CHALLENGE: Find the string "Развитие" in the entries and copy each line that has it.

MATERIAL TO PROCESS:

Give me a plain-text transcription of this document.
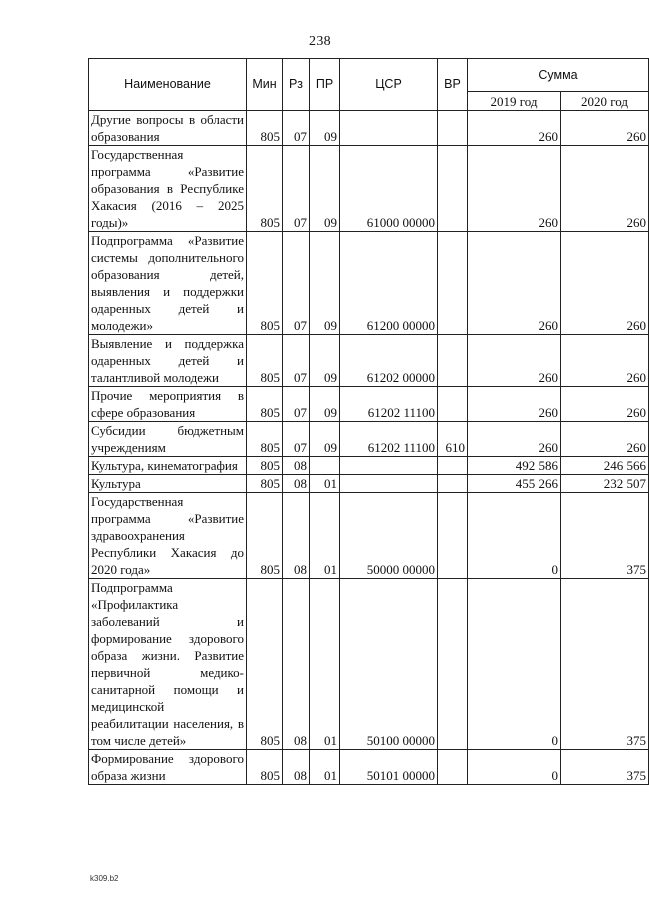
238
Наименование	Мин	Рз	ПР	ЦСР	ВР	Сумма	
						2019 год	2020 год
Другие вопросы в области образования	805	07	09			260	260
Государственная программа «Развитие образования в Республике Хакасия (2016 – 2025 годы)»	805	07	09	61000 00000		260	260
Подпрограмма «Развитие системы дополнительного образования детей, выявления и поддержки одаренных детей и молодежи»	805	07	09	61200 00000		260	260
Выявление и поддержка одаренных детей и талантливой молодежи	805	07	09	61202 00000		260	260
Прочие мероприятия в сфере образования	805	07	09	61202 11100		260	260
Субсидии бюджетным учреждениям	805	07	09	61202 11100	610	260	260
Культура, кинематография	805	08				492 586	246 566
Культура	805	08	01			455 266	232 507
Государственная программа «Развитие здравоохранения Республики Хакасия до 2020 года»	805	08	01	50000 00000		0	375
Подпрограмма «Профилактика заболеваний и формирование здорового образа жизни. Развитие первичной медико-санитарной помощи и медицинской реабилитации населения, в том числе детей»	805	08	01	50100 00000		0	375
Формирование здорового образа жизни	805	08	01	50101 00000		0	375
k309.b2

CORRECT RESULT:
Государственная программа «Развитие образования в Республике Хакасия (2016 – 2025 годы)»	805	07	09	61000 00000		260	260
Подпрограмма «Развитие системы дополнительного образования детей, выявления и поддержки одаренных детей и молодежи»	805	07	09	61200 00000		260	260
Государственная программа «Развитие здравоохранения Республики Хакасия до 2020 года»	805	08	01	50000 00000		0	375
Подпрограмма «Профилактика заболеваний и формирование здорового образа жизни. Развитие первичной медико-санитарной помощи и медицинской реабилитации населения, в том числе детей»	805	08	01	50100 00000		0	375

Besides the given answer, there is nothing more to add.